## start DATA SHOWN

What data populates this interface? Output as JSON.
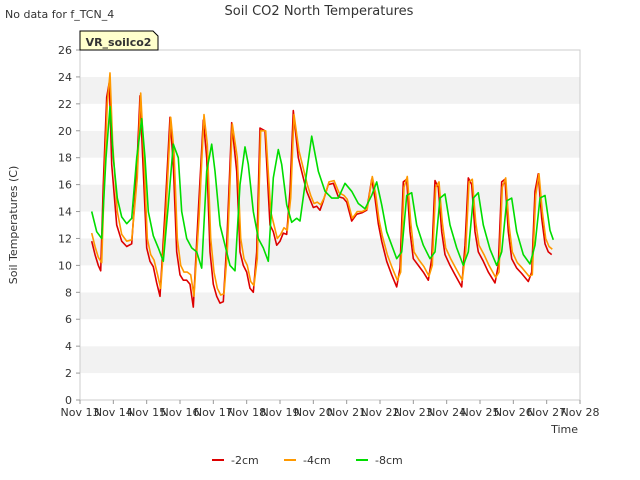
{
  "corner_note": "No data for f_TCN_4",
  "chart_data": {
    "type": "line",
    "title": "Soil CO2 North Temperatures",
    "xlabel": "Time",
    "ylabel": "Soil Temperatures (C)",
    "ylim": [
      0,
      26
    ],
    "yticks": [
      0,
      2,
      4,
      6,
      8,
      10,
      12,
      14,
      16,
      18,
      20,
      22,
      24,
      26
    ],
    "xlim": [
      13,
      28
    ],
    "xticks": [
      13,
      14,
      15,
      16,
      17,
      18,
      19,
      20,
      21,
      22,
      23,
      24,
      25,
      26,
      27,
      28
    ],
    "xtick_labels": [
      "Nov 13",
      "Nov 14",
      "Nov 15",
      "Nov 16",
      "Nov 17",
      "Nov 18",
      "Nov 19",
      "Nov 20",
      "Nov 21",
      "Nov 22",
      "Nov 23",
      "Nov 24",
      "Nov 25",
      "Nov 26",
      "Nov 27",
      "Nov 28"
    ],
    "grid": "horizontal alternating bands",
    "legend_placement": "bottom-center",
    "badge": "VR_soilco2",
    "series": [
      {
        "name": "-2cm",
        "color": "#dd0000",
        "x": [
          13.35,
          13.45,
          13.55,
          13.62,
          13.7,
          13.8,
          13.88,
          13.95,
          14.1,
          14.25,
          14.4,
          14.55,
          14.7,
          14.8,
          14.9,
          15.0,
          15.1,
          15.2,
          15.3,
          15.4,
          15.55,
          15.7,
          15.8,
          15.9,
          16.0,
          16.1,
          16.2,
          16.3,
          16.4,
          16.55,
          16.7,
          16.8,
          16.9,
          17.0,
          17.1,
          17.2,
          17.3,
          17.4,
          17.55,
          17.7,
          17.8,
          17.9,
          18.0,
          18.1,
          18.2,
          18.3,
          18.4,
          18.55,
          18.7,
          18.8,
          18.9,
          19.0,
          19.1,
          19.2,
          19.3,
          19.4,
          19.55,
          19.7,
          19.8,
          19.9,
          20.0,
          20.1,
          20.2,
          20.3,
          20.45,
          20.6,
          20.75,
          20.9,
          21.0,
          21.15,
          21.3,
          21.45,
          21.6,
          21.75,
          21.85,
          21.95,
          22.05,
          22.2,
          22.35,
          22.5,
          22.6,
          22.7,
          22.8,
          22.9,
          23.0,
          23.15,
          23.3,
          23.45,
          23.55,
          23.65,
          23.75,
          23.85,
          23.95,
          24.1,
          24.25,
          24.45,
          24.55,
          24.65,
          24.75,
          24.85,
          24.95,
          25.1,
          25.25,
          25.45,
          25.55,
          25.65,
          25.75,
          25.85,
          25.95,
          26.1,
          26.25,
          26.45,
          26.55,
          26.65,
          26.75,
          26.85,
          26.95,
          27.05,
          27.15
        ],
        "y": [
          11.8,
          10.8,
          10.0,
          9.6,
          16.0,
          22.5,
          23.6,
          17.5,
          13.0,
          11.8,
          11.4,
          11.6,
          17.0,
          22.6,
          17.0,
          11.3,
          10.3,
          9.9,
          8.7,
          7.7,
          14.0,
          21.0,
          17.5,
          11.0,
          9.3,
          8.9,
          8.9,
          8.6,
          6.9,
          14.0,
          20.8,
          18.0,
          11.0,
          8.6,
          7.7,
          7.2,
          7.3,
          11.5,
          20.6,
          17.0,
          11.0,
          10.0,
          9.5,
          8.3,
          8.0,
          11.0,
          20.2,
          20.0,
          13.0,
          12.5,
          11.5,
          11.8,
          12.4,
          12.3,
          15.5,
          21.5,
          18.0,
          16.5,
          15.5,
          14.9,
          14.3,
          14.4,
          14.1,
          14.8,
          16.0,
          16.1,
          15.1,
          15.0,
          14.7,
          13.3,
          13.8,
          13.9,
          14.1,
          16.4,
          15.0,
          13.1,
          11.8,
          10.3,
          9.3,
          8.4,
          9.8,
          16.2,
          16.4,
          12.5,
          10.5,
          10.0,
          9.5,
          8.9,
          10.5,
          16.3,
          15.8,
          12.5,
          10.8,
          10.0,
          9.3,
          8.4,
          11.5,
          16.5,
          16.0,
          12.5,
          11.0,
          10.3,
          9.5,
          8.7,
          10.0,
          16.2,
          16.4,
          12.5,
          10.5,
          9.8,
          9.4,
          8.8,
          9.5,
          15.5,
          16.8,
          13.5,
          11.6,
          11.0,
          10.8
        ]
      },
      {
        "name": "-4cm",
        "color": "#ff9900",
        "x": [
          13.35,
          13.45,
          13.55,
          13.65,
          13.72,
          13.82,
          13.9,
          13.98,
          14.12,
          14.25,
          14.4,
          14.55,
          14.72,
          14.82,
          14.92,
          15.02,
          15.12,
          15.22,
          15.32,
          15.42,
          15.57,
          15.72,
          15.82,
          15.92,
          16.02,
          16.12,
          16.22,
          16.32,
          16.42,
          16.57,
          16.72,
          16.82,
          16.92,
          17.02,
          17.12,
          17.22,
          17.32,
          17.42,
          17.57,
          17.72,
          17.82,
          17.92,
          18.02,
          18.12,
          18.22,
          18.32,
          18.42,
          18.57,
          18.72,
          18.82,
          18.92,
          19.02,
          19.12,
          19.22,
          19.32,
          19.42,
          19.57,
          19.72,
          19.82,
          19.92,
          20.02,
          20.12,
          20.22,
          20.32,
          20.47,
          20.62,
          20.77,
          20.92,
          21.02,
          21.17,
          21.32,
          21.47,
          21.62,
          21.77,
          21.87,
          21.97,
          22.07,
          22.22,
          22.37,
          22.52,
          22.62,
          22.72,
          22.82,
          22.92,
          23.02,
          23.17,
          23.32,
          23.47,
          23.57,
          23.67,
          23.77,
          23.87,
          23.97,
          24.12,
          24.27,
          24.47,
          24.57,
          24.67,
          24.77,
          24.87,
          24.97,
          25.12,
          25.27,
          25.47,
          25.57,
          25.67,
          25.77,
          25.87,
          25.97,
          26.12,
          26.27,
          26.47,
          26.57,
          26.67,
          26.77,
          26.87,
          26.97,
          27.07,
          27.17
        ],
        "y": [
          12.4,
          11.4,
          10.6,
          10.2,
          15.5,
          22.0,
          24.3,
          19.0,
          14.0,
          12.3,
          11.8,
          11.9,
          16.5,
          22.8,
          18.0,
          12.0,
          10.8,
          10.4,
          9.4,
          8.3,
          13.5,
          21.0,
          18.5,
          12.0,
          10.0,
          9.5,
          9.5,
          9.3,
          7.7,
          13.5,
          21.2,
          19.0,
          12.0,
          9.5,
          8.3,
          7.8,
          7.9,
          11.0,
          20.5,
          18.0,
          12.0,
          10.5,
          10.0,
          8.8,
          8.5,
          10.5,
          20.0,
          20.0,
          14.0,
          13.0,
          12.0,
          12.3,
          12.8,
          12.6,
          15.0,
          21.2,
          18.5,
          17.0,
          16.0,
          15.2,
          14.6,
          14.7,
          14.5,
          15.0,
          16.2,
          16.3,
          15.4,
          15.2,
          14.9,
          13.5,
          14.0,
          14.0,
          14.2,
          16.6,
          15.3,
          13.4,
          12.2,
          10.8,
          9.8,
          8.9,
          9.5,
          15.8,
          16.6,
          13.2,
          11.0,
          10.4,
          9.9,
          9.2,
          10.0,
          15.8,
          16.2,
          13.2,
          11.3,
          10.5,
          9.8,
          8.9,
          11.0,
          16.2,
          16.4,
          13.2,
          11.5,
          10.8,
          10.0,
          9.1,
          9.5,
          15.8,
          16.5,
          13.0,
          11.0,
          10.2,
          9.8,
          9.2,
          9.3,
          15.2,
          16.8,
          14.0,
          12.0,
          11.4,
          11.2
        ]
      },
      {
        "name": "-8cm",
        "color": "#00dd00",
        "x": [
          13.35,
          13.5,
          13.65,
          13.78,
          13.9,
          14.0,
          14.12,
          14.25,
          14.4,
          14.55,
          14.7,
          14.85,
          14.95,
          15.05,
          15.2,
          15.35,
          15.5,
          15.65,
          15.8,
          15.95,
          16.05,
          16.2,
          16.35,
          16.5,
          16.65,
          16.8,
          16.95,
          17.05,
          17.2,
          17.35,
          17.5,
          17.65,
          17.8,
          17.95,
          18.05,
          18.2,
          18.35,
          18.5,
          18.65,
          18.8,
          18.95,
          19.05,
          19.2,
          19.35,
          19.5,
          19.6,
          19.75,
          19.95,
          20.15,
          20.35,
          20.55,
          20.75,
          20.95,
          21.15,
          21.35,
          21.55,
          21.75,
          21.9,
          22.05,
          22.2,
          22.35,
          22.5,
          22.65,
          22.8,
          22.95,
          23.1,
          23.3,
          23.5,
          23.65,
          23.8,
          23.95,
          24.1,
          24.3,
          24.5,
          24.65,
          24.8,
          24.95,
          25.1,
          25.3,
          25.5,
          25.65,
          25.8,
          25.95,
          26.1,
          26.3,
          26.5,
          26.65,
          26.8,
          26.95,
          27.1,
          27.2
        ],
        "y": [
          14.0,
          12.5,
          12.0,
          18.0,
          21.8,
          18.0,
          15.0,
          13.6,
          13.1,
          13.5,
          18.0,
          20.9,
          18.0,
          14.0,
          12.2,
          11.3,
          10.3,
          14.5,
          19.0,
          18.0,
          14.0,
          12.0,
          11.3,
          11.0,
          9.8,
          17.0,
          19.0,
          17.0,
          13.0,
          11.5,
          10.0,
          9.6,
          16.0,
          18.8,
          17.5,
          14.0,
          12.0,
          11.3,
          10.3,
          16.5,
          18.6,
          17.5,
          14.5,
          13.2,
          13.5,
          13.3,
          16.0,
          19.6,
          17.0,
          15.5,
          15.0,
          15.0,
          16.1,
          15.5,
          14.6,
          14.2,
          15.2,
          16.2,
          14.5,
          12.5,
          11.5,
          10.5,
          11.0,
          15.2,
          15.4,
          13.0,
          11.5,
          10.5,
          11.0,
          15.0,
          15.3,
          13.0,
          11.3,
          10.0,
          11.0,
          15.0,
          15.4,
          13.0,
          11.2,
          10.0,
          11.0,
          14.8,
          15.0,
          12.5,
          10.8,
          10.1,
          11.5,
          15.0,
          15.2,
          12.6,
          11.9
        ]
      }
    ]
  }
}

## end DATA SHOWN

▶ **GOAL**
In the listing above, how many lines include the word "Temperatures"? Answer with the number and nothing more.

▶ **ANSWER TO THE PROBLEM**
2